### SET EXERCISE
Word for word, quote all of the material, omitting the pictures.

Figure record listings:
########
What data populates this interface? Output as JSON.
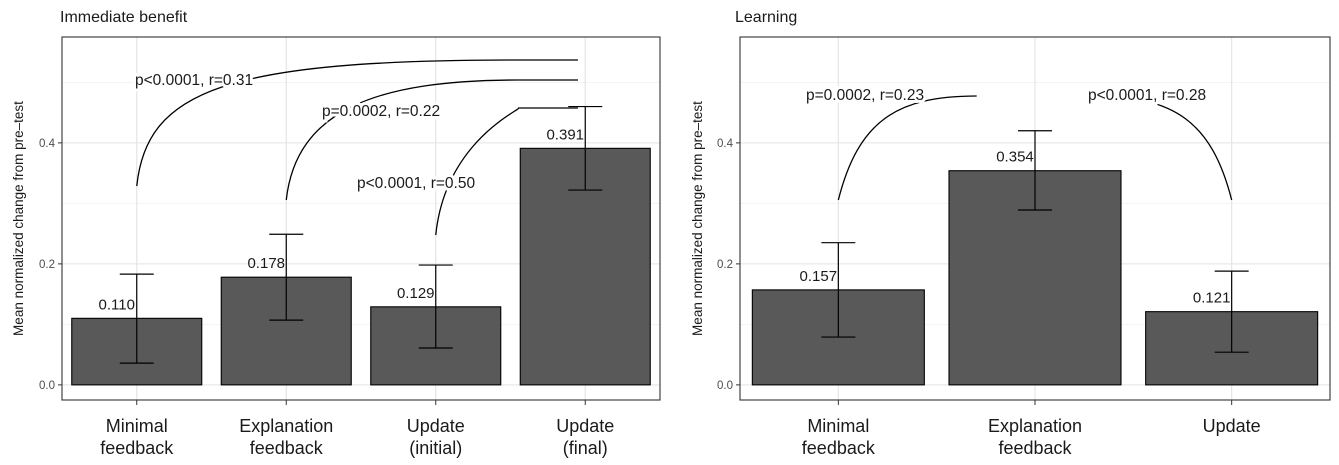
{
  "chart_data": [
    {
      "type": "bar",
      "title": "Immediate benefit",
      "ylabel": "Mean normalized change from pre–test",
      "ylim": [
        -0.025,
        0.575
      ],
      "yticks": [
        0.0,
        0.2,
        0.4
      ],
      "ytick_labels": [
        "0.0",
        "0.2",
        "0.4"
      ],
      "categories": [
        [
          "Minimal",
          "feedback"
        ],
        [
          "Explanation",
          "feedback"
        ],
        [
          "Update",
          "(initial)"
        ],
        [
          "Update",
          "(final)"
        ]
      ],
      "values": [
        0.11,
        0.178,
        0.129,
        0.391
      ],
      "value_labels": [
        "0.110",
        "0.178",
        "0.129",
        "0.391"
      ],
      "error_low": [
        0.036,
        0.107,
        0.061,
        0.322
      ],
      "error_high": [
        0.183,
        0.249,
        0.198,
        0.46
      ],
      "bar_color": "#595959",
      "grid": true,
      "annotations": [
        {
          "text": "p<0.0001, r=0.31",
          "from": 0,
          "to": 3
        },
        {
          "text": "p=0.0002, r=0.22",
          "from": 1,
          "to": 3
        },
        {
          "text": "p<0.0001, r=0.50",
          "from": 2,
          "to": 3
        }
      ]
    },
    {
      "type": "bar",
      "title": "Learning",
      "ylabel": "Mean normalized change from pre–test",
      "ylim": [
        -0.025,
        0.575
      ],
      "yticks": [
        0.0,
        0.2,
        0.4
      ],
      "ytick_labels": [
        "0.0",
        "0.2",
        "0.4"
      ],
      "categories": [
        [
          "Minimal",
          "feedback"
        ],
        [
          "Explanation",
          "feedback"
        ],
        [
          "Update",
          ""
        ]
      ],
      "values": [
        0.157,
        0.354,
        0.121
      ],
      "value_labels": [
        "0.157",
        "0.354",
        "0.121"
      ],
      "error_low": [
        0.079,
        0.289,
        0.054
      ],
      "error_high": [
        0.235,
        0.42,
        0.188
      ],
      "bar_color": "#595959",
      "grid": true,
      "annotations": [
        {
          "text": "p=0.0002, r=0.23",
          "from": 0,
          "to": 1
        },
        {
          "text": "p<0.0001, r=0.28",
          "from": 1,
          "to": 2
        }
      ]
    }
  ]
}
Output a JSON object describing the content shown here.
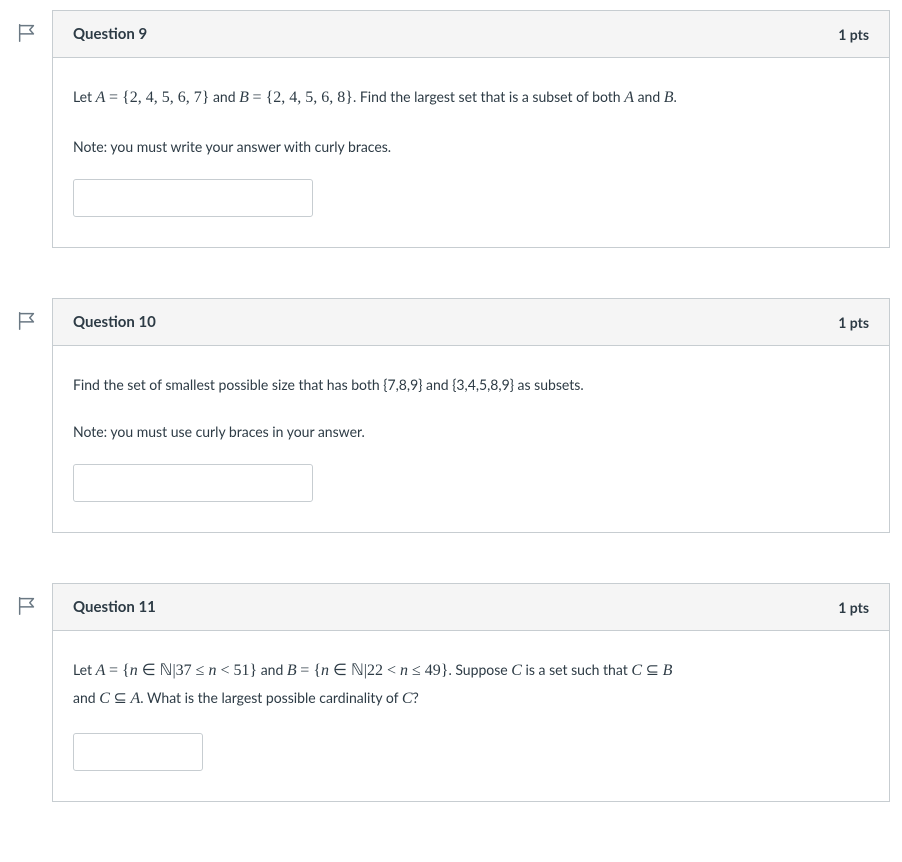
{
  "questions": [
    {
      "title": "Question 9",
      "points": "1 pts",
      "answer_value": "",
      "body_html": "<p>Let <span class='math mathit'>A</span> <span class='math'>= {2, 4, 5, 6, 7}</span> and <span class='math mathit'>B</span> <span class='math'>= {2, 4, 5, 6, 8}</span>. Find the largest set that is a subset of both <span class='math mathit'>A</span> and <span class='math mathit'>B</span>.</p><p>Note: you must write your answer with curly braces.</p>",
      "input_width": "wide"
    },
    {
      "title": "Question 10",
      "points": "1 pts",
      "answer_value": "",
      "body_html": "<p>Find the set of smallest possible size that has both {7,8,9} and {3,4,5,8,9} as subsets.</p><p>Note: you must use curly braces in your answer.</p>",
      "input_width": "wide"
    },
    {
      "title": "Question 11",
      "points": "1 pts",
      "answer_value": "",
      "body_html": "<p style='margin-bottom:4px;'>Let <span class='math mathit'>A</span> <span class='math'>= {<span class='mathit'>n</span> ∈ ℕ|37 ≤ <span class='mathit'>n</span> &lt; 51}</span> and <span class='math mathit'>B</span> <span class='math'>= {<span class='mathit'>n</span> ∈ ℕ|22 &lt; <span class='mathit'>n</span> ≤ 49}</span>. Suppose <span class='math mathit'>C</span> is a set such that <span class='math mathit'>C</span> <span class='math'>⊆</span> <span class='math mathit'>B</span></p><p>and <span class='math mathit'>C</span> <span class='math'>⊆</span> <span class='math mathit'>A</span>. What is the largest possible cardinality of <span class='math mathit'>C</span>?</p>",
      "input_width": "narrow"
    }
  ],
  "colors": {
    "border": "#c7cdd1",
    "text": "#2d3b45",
    "header_bg": "#f5f5f5",
    "flag_stroke": "#6a7883"
  }
}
########
### WORKED SOLUTION
What data populates this interface? Output as JSON.
{
  "chart_data": [
    {
      "type": "bar",
      "title": "Immediate benefit",
      "ylabel": "Mean normalized change from pre–test",
      "ylim": [
        -0.025,
        0.575
      ],
      "yticks": [
        0.0,
        0.2,
        0.4
      ],
      "ytick_labels": [
        "0.0",
        "0.2",
        "0.4"
      ],
      "categories": [
        [
          "Minimal",
          "feedback"
        ],
        [
          "Explanation",
          "feedback"
        ],
        [
          "Update",
          "(initial)"
        ],
        [
          "Update",
          "(final)"
        ]
      ],
      "values": [
        0.11,
        0.178,
        0.129,
        0.391
      ],
      "value_labels": [
        "0.110",
        "0.178",
        "0.129",
        "0.391"
      ],
      "error_low": [
        0.036,
        0.107,
        0.061,
        0.322
      ],
      "error_high": [
        0.183,
        0.249,
        0.198,
        0.46
      ],
      "bar_color": "#595959",
      "grid": true,
      "annotations": [
        {
          "text": "p<0.0001, r=0.31",
          "from": 0,
          "to": 3
        },
        {
          "text": "p=0.0002, r=0.22",
          "from": 1,
          "to": 3
        },
        {
          "text": "p<0.0001, r=0.50",
          "from": 2,
          "to": 3
        }
      ]
    },
    {
      "type": "bar",
      "title": "Learning",
      "ylabel": "Mean normalized change from pre–test",
      "ylim": [
        -0.025,
        0.575
      ],
      "yticks": [
        0.0,
        0.2,
        0.4
      ],
      "ytick_labels": [
        "0.0",
        "0.2",
        "0.4"
      ],
      "categories": [
        [
          "Minimal",
          "feedback"
        ],
        [
          "Explanation",
          "feedback"
        ],
        [
          "Update",
          ""
        ]
      ],
      "values": [
        0.157,
        0.354,
        0.121
      ],
      "value_labels": [
        "0.157",
        "0.354",
        "0.121"
      ],
      "error_low": [
        0.079,
        0.289,
        0.054
      ],
      "error_high": [
        0.235,
        0.42,
        0.188
      ],
      "bar_color": "#595959",
      "grid": true,
      "annotations": [
        {
          "text": "p=0.0002, r=0.23",
          "from": 0,
          "to": 1
        },
        {
          "text": "p<0.0001, r=0.28",
          "from": 1,
          "to": 2
        }
      ]
    }
  ]
}
Output a JSON object describing the content shown here.
{
  "questions": [
    {
      "title": "Question 9",
      "points": "1 pts",
      "answer_value": "",
      "body_html": "<p>Let <span class='math mathit'>A</span> <span class='math'>= {2, 4, 5, 6, 7}</span> and <span class='math mathit'>B</span> <span class='math'>= {2, 4, 5, 6, 8}</span>. Find the largest set that is a subset of both <span class='math mathit'>A</span> and <span class='math mathit'>B</span>.</p><p>Note: you must write your answer with curly braces.</p>",
      "input_width": "wide"
    },
    {
      "title": "Question 10",
      "points": "1 pts",
      "answer_value": "",
      "body_html": "<p>Find the set of smallest possible size that has both {7,8,9} and {3,4,5,8,9} as subsets.</p><p>Note: you must use curly braces in your answer.</p>",
      "input_width": "wide"
    },
    {
      "title": "Question 11",
      "points": "1 pts",
      "answer_value": "",
      "body_html": "<p style='margin-bottom:4px;'>Let <span class='math mathit'>A</span> <span class='math'>= {<span class='mathit'>n</span> ∈ ℕ|37 ≤ <span class='mathit'>n</span> &lt; 51}</span> and <span class='math mathit'>B</span> <span class='math'>= {<span class='mathit'>n</span> ∈ ℕ|22 &lt; <span class='mathit'>n</span> ≤ 49}</span>. Suppose <span class='math mathit'>C</span> is a set such that <span class='math mathit'>C</span> <span class='math'>⊆</span> <span class='math mathit'>B</span></p><p>and <span class='math mathit'>C</span> <span class='math'>⊆</span> <span class='math mathit'>A</span>. What is the largest possible cardinality of <span class='math mathit'>C</span>?</p>",
      "input_width": "narrow"
    }
  ],
  "colors": {
    "border": "#c7cdd1",
    "text": "#2d3b45",
    "header_bg": "#f5f5f5",
    "flag_stroke": "#6a7883"
  }
}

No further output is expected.